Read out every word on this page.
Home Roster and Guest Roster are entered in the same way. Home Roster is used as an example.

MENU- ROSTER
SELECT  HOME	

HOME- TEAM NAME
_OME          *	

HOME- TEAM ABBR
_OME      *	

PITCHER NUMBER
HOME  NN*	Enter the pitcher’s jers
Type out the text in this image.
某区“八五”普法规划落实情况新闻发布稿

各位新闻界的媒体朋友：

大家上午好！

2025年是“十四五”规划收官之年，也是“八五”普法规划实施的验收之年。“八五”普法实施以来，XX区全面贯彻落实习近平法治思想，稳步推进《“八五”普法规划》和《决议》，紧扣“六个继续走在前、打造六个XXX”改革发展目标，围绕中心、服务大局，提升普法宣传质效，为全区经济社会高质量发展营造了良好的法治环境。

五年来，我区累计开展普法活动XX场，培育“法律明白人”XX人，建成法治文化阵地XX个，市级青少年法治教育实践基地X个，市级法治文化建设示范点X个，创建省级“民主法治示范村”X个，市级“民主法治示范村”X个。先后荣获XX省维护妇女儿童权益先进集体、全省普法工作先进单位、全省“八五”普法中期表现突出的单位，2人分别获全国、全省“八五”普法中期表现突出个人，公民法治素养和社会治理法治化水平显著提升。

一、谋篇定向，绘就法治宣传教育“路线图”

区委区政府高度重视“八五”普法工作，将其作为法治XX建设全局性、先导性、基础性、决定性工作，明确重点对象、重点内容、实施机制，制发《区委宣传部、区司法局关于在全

## EXERCISE
Copy all the records above precisely.

## WRITTEN ANSWER
Read out every word on this page.
Home Roster and Guest Roster are entered in the same way. Home Roster is used as an example.

MENU- ROSTER
SELECT  HOME	

HOME- TEAM NAME
_OME          *	

HOME- TEAM ABBR
_OME      *	

PITCHER NUMBER
HOME  NN*	Enter the pitcher’s jers
Type out the text in this image.
某区“八五”普法规划落实情况新闻发布稿

各位新闻界的媒体朋友：

大家上午好！

2025年是“十四五”规划收官之年，也是“八五”普法规划实施的验收之年。“八五”普法实施以来，XX区全面贯彻落实习近平法治思想，稳步推进《“八五”普法规划》和《决议》，紧扣“六个继续走在前、打造六个XXX”改革发展目标，围绕中心、服务大局，提升普法宣传质效，为全区经济社会高质量发展营造了良好的法治环境。

五年来，我区累计开展普法活动XX场，培育“法律明白人”XX人，建成法治文化阵地XX个，市级青少年法治教育实践基地X个，市级法治文化建设示范点X个，创建省级“民主法治示范村”X个，市级“民主法治示范村”X个。先后荣获XX省维护妇女儿童权益先进集体、全省普法工作先进单位、全省“八五”普法中期表现突出的单位，2人分别获全国、全省“八五”普法中期表现突出个人，公民法治素养和社会治理法治化水平显著提升。

一、谋篇定向，绘就法治宣传教育“路线图”

区委区政府高度重视“八五”普法工作，将其作为法治XX建设全局性、先导性、基础性、决定性工作，明确重点对象、重点内容、实施机制，制发《区委宣传部、区司法局关于在全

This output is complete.